[Aim]
Search the entries below. Return every line that has "Streaming" in it.

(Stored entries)
==*==
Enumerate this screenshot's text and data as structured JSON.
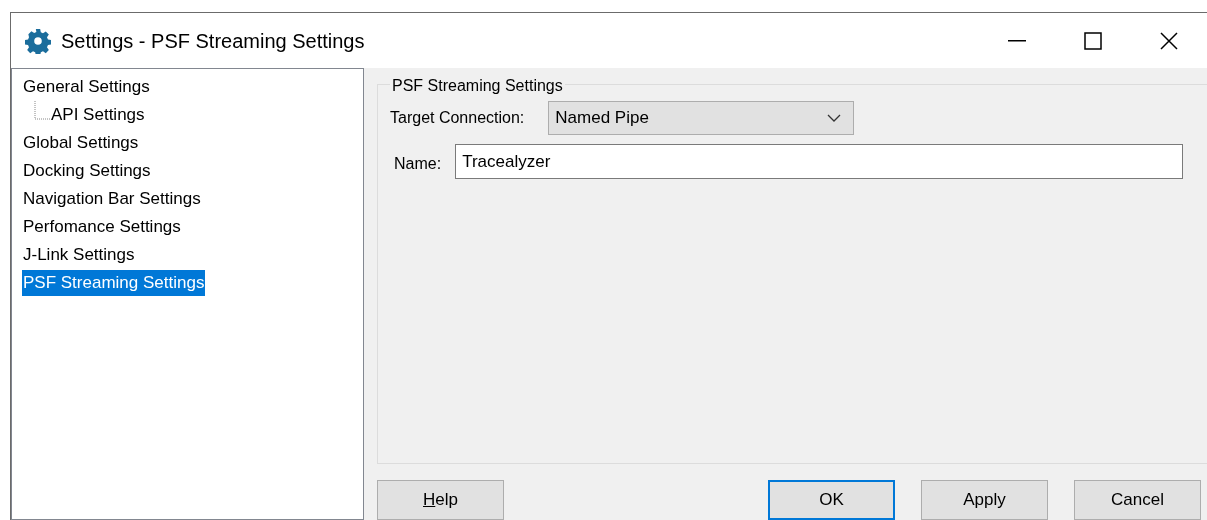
{
  "window": {
    "title": "Settings - PSF Streaming Settings"
  },
  "sidebar": {
    "items": [
      {
        "label": "General Settings",
        "selected": false,
        "children": [
          {
            "label": "API Settings",
            "selected": false
          }
        ]
      },
      {
        "label": "Global Settings",
        "selected": false
      },
      {
        "label": "Docking Settings",
        "selected": false
      },
      {
        "label": "Navigation Bar Settings",
        "selected": false
      },
      {
        "label": "Perfomance Settings",
        "selected": false
      },
      {
        "label": "J-Link Settings",
        "selected": false
      },
      {
        "label": "PSF Streaming Settings",
        "selected": true
      }
    ]
  },
  "group": {
    "title": "PSF Streaming Settings",
    "target_connection": {
      "label": "Target Connection:",
      "value": "Named Pipe"
    },
    "name": {
      "label": "Name:",
      "value": "Tracealyzer"
    }
  },
  "buttons": [
    {
      "label": "Help",
      "underline_first": true,
      "default": false
    },
    {
      "label": "OK",
      "underline_first": false,
      "default": true
    },
    {
      "label": "Apply",
      "underline_first": false,
      "default": false
    },
    {
      "label": "Cancel",
      "underline_first": false,
      "default": false
    }
  ]
}
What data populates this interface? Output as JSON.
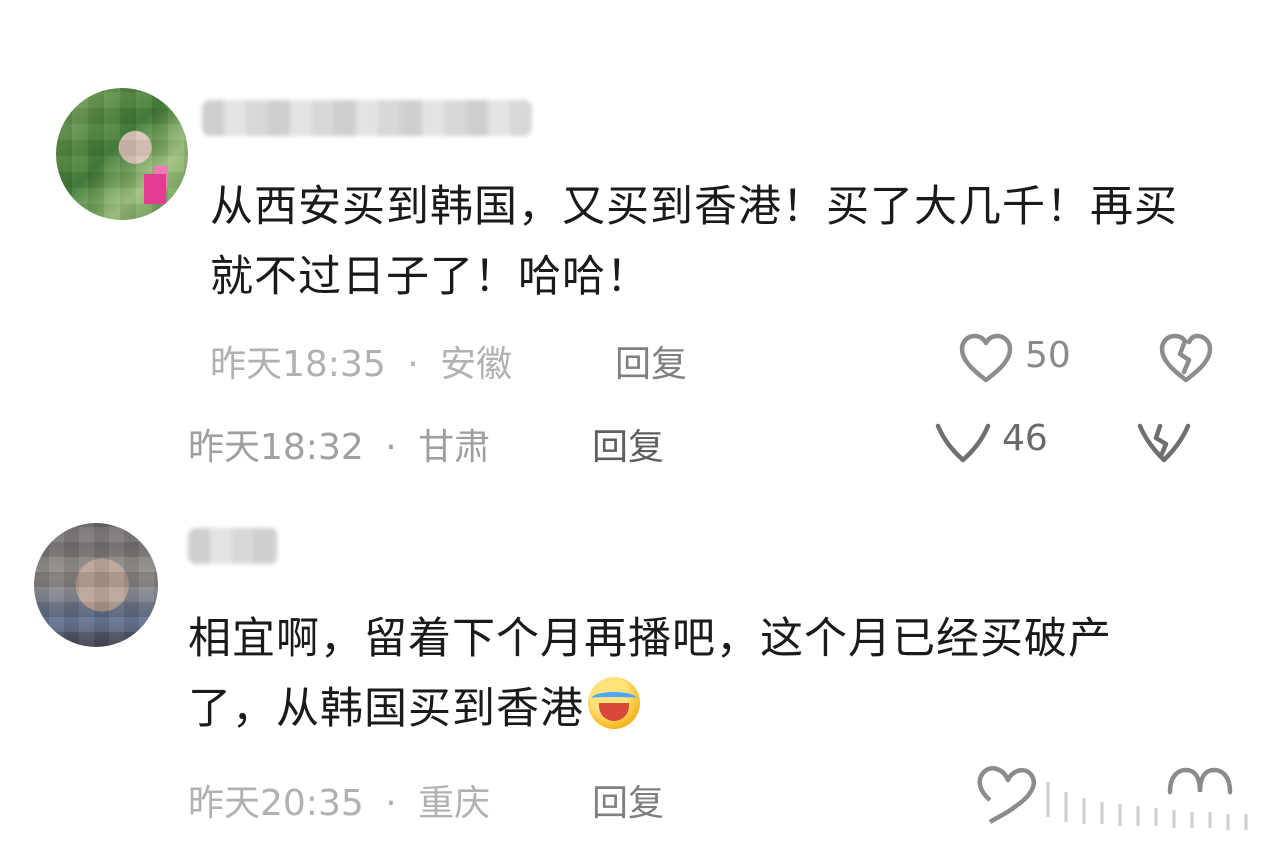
==*==
[Complete answer]
    "title": "Settings - PSF Streaming Settings"
        "label": "PSF Streaming Settings",
    "title": "PSF Streaming Settings",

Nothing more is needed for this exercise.